(Exercise aim)
Gather all lines in the entries below that include the word "Wireless".

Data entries
·····
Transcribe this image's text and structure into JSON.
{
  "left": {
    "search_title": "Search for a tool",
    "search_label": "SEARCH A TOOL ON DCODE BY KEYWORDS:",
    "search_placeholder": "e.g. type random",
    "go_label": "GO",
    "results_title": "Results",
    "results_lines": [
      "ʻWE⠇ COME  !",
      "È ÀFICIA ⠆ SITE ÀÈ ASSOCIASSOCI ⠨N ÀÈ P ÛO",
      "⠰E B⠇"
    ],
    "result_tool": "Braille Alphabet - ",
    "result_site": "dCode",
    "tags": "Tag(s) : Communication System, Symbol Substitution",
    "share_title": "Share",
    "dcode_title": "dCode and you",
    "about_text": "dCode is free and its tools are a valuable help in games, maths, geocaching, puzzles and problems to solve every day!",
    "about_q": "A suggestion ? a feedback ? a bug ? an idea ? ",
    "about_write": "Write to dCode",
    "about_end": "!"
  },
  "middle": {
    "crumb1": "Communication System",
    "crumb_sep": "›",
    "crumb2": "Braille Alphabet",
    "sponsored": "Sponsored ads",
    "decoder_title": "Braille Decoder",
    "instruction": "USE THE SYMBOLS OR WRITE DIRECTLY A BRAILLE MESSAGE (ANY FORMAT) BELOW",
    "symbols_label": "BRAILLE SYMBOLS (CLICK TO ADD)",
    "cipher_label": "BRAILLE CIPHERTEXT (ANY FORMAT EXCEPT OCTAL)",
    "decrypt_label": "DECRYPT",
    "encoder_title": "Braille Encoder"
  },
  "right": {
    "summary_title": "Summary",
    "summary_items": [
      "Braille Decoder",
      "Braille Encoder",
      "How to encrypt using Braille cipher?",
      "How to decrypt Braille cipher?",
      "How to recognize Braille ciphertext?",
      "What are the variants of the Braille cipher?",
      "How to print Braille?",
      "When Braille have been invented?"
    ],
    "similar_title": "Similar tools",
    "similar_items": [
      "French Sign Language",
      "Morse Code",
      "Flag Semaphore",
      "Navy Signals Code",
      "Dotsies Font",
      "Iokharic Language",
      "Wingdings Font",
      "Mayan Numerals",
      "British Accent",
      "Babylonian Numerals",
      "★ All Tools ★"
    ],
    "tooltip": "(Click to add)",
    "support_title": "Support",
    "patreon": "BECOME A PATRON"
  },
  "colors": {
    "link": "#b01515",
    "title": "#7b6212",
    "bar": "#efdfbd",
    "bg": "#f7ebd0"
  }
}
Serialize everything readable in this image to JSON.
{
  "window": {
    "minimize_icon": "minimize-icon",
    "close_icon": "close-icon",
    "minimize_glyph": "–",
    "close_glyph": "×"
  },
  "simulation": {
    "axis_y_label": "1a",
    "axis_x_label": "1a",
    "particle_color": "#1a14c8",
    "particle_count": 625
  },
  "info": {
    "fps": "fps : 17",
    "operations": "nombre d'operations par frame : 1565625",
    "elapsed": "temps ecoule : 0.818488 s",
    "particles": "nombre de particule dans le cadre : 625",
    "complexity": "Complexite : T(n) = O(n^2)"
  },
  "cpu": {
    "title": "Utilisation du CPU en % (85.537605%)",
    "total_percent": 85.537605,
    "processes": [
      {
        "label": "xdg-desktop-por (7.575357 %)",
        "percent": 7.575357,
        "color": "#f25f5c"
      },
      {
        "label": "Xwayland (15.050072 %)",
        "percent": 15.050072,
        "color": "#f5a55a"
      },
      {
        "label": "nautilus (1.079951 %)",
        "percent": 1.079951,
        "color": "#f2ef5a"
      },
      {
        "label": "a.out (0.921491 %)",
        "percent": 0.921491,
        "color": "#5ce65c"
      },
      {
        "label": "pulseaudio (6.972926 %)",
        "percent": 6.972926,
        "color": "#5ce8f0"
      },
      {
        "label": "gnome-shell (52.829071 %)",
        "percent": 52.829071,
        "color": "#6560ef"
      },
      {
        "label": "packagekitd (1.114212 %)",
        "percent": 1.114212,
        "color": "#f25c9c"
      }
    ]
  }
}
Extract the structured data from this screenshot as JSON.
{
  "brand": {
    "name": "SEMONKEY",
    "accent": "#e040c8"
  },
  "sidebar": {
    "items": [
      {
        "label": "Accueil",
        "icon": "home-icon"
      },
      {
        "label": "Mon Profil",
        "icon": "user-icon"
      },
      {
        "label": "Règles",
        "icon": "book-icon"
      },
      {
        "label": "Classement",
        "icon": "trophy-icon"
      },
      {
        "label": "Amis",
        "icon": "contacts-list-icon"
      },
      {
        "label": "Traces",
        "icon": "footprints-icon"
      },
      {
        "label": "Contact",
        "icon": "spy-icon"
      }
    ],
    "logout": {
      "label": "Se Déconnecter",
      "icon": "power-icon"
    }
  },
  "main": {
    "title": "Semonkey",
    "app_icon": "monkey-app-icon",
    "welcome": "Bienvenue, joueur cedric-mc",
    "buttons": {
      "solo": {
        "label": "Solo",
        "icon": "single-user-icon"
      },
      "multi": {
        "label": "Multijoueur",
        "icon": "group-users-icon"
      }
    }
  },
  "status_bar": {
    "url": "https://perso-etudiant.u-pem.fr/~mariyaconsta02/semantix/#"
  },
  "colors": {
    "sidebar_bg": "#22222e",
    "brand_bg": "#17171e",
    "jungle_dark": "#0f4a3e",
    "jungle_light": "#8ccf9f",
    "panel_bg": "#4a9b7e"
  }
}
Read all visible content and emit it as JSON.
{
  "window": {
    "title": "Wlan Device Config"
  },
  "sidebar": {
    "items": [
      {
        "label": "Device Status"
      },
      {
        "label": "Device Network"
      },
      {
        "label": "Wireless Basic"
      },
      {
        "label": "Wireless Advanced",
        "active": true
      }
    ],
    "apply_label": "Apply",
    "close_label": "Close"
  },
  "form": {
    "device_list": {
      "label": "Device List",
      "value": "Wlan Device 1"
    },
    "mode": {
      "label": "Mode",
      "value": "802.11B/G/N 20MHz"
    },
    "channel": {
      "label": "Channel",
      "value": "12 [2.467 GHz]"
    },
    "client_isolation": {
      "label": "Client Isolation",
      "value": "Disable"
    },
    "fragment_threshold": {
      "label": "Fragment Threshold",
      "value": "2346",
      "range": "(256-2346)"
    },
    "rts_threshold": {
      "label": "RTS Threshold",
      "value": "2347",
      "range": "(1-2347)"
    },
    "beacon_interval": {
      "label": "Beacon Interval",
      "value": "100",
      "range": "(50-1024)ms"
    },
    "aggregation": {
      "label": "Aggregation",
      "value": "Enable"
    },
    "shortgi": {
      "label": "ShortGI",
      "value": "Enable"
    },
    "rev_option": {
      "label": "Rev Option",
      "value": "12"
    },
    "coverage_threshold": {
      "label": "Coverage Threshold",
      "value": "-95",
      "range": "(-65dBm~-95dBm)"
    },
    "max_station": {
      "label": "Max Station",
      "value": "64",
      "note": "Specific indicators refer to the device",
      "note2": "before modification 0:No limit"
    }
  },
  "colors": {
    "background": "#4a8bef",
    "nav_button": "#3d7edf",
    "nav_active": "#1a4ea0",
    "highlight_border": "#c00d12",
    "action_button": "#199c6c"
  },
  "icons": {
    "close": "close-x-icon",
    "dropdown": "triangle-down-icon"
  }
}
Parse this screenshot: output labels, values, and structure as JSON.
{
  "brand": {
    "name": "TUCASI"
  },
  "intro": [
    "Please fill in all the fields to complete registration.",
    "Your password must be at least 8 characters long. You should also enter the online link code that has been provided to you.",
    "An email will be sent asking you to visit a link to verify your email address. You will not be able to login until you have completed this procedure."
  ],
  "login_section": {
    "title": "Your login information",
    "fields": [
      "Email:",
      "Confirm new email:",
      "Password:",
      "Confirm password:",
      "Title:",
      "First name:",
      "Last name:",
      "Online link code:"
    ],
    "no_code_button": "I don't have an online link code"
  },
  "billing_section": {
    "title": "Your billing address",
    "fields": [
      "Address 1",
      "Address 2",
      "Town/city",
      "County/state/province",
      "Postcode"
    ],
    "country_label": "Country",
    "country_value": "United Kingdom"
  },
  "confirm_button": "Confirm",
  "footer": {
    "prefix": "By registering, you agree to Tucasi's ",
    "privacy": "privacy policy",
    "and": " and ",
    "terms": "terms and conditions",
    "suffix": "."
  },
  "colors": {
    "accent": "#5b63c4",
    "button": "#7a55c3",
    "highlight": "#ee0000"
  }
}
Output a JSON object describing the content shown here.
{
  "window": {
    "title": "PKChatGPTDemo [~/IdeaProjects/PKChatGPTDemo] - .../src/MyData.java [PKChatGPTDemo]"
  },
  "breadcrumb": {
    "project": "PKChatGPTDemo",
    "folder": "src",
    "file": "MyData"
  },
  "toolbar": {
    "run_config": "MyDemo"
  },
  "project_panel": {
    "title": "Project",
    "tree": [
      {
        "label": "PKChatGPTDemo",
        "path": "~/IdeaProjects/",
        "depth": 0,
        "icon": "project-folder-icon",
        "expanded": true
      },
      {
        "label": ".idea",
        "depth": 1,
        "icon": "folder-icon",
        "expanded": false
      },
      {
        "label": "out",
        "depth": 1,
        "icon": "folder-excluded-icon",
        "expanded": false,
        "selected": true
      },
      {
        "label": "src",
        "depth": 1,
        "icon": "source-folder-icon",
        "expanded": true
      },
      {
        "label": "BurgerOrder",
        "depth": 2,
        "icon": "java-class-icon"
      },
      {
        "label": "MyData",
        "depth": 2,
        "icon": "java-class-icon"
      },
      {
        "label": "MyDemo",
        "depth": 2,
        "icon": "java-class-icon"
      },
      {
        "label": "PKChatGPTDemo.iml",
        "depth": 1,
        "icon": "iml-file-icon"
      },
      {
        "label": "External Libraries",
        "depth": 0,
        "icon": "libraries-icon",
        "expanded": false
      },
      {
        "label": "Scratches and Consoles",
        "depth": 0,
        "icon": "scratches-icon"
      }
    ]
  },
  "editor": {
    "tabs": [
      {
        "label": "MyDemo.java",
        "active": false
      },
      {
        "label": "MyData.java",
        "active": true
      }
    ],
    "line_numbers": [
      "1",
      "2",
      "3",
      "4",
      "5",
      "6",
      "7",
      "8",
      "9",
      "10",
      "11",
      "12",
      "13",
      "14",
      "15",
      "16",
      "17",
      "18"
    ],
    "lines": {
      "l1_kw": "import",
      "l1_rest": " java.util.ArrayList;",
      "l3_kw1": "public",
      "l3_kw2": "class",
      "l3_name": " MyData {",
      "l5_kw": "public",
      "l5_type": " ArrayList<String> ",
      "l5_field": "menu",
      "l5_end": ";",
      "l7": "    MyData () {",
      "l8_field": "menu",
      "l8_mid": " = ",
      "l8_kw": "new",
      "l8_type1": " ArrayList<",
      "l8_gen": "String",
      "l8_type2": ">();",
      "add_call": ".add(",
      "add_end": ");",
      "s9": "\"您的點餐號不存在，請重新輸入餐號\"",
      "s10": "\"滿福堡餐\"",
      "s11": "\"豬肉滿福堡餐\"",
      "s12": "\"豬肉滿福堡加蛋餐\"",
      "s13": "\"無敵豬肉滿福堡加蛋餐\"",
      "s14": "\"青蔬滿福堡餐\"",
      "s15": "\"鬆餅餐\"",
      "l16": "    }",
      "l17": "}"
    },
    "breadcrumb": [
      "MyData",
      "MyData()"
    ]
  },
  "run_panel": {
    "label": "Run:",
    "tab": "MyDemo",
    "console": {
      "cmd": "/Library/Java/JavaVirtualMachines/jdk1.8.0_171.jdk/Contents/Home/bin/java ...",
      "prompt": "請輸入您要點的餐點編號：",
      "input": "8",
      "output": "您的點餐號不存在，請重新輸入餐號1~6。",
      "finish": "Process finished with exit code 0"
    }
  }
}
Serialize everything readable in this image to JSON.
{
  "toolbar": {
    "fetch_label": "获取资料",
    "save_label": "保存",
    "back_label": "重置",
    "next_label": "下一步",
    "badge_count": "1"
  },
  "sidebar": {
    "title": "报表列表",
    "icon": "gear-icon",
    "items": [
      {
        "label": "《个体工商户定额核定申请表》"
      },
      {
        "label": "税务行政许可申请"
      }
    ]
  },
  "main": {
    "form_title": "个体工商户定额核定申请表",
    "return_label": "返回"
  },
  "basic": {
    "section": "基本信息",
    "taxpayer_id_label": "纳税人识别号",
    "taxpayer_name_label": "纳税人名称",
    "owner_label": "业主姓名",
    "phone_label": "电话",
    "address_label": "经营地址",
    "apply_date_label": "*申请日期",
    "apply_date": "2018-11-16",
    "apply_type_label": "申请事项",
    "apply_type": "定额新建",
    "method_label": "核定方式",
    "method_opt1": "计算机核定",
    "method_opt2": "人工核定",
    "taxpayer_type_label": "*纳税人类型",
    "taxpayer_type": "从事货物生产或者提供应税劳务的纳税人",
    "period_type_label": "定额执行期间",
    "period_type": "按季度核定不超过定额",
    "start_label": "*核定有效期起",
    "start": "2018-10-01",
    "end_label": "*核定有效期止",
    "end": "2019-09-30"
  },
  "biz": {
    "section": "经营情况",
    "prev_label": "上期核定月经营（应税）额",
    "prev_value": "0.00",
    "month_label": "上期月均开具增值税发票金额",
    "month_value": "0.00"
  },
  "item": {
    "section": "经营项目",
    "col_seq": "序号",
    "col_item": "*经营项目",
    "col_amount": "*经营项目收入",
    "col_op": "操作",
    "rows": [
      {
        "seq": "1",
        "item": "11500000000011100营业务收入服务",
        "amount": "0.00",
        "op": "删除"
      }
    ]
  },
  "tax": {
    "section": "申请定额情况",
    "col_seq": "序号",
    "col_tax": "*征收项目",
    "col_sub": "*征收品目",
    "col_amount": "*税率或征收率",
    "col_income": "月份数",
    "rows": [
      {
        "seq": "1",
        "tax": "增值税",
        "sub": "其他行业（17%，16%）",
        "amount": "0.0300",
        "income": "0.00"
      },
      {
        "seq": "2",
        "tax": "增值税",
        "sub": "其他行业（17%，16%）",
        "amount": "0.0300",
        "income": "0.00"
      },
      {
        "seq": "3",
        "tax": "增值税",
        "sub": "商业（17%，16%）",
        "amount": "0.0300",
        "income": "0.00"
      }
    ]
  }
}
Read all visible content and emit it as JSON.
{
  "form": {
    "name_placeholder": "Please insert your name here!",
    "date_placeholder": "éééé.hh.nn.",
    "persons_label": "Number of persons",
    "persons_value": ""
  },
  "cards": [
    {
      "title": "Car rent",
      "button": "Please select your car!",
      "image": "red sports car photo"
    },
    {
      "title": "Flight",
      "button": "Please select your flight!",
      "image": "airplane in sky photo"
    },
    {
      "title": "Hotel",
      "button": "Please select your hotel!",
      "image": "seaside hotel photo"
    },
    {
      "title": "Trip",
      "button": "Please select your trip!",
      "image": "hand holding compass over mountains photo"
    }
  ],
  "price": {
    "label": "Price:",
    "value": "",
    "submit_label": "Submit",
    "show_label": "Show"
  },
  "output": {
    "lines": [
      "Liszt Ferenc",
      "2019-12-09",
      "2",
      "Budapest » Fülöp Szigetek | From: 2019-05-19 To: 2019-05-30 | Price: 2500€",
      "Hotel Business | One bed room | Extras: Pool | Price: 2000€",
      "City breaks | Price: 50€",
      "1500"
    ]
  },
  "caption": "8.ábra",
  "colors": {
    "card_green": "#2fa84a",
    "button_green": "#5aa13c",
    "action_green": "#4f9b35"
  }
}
·····
(Solution to this exercise)
        "label": "Wireless Basic"
        "label": "Wireless Advanced",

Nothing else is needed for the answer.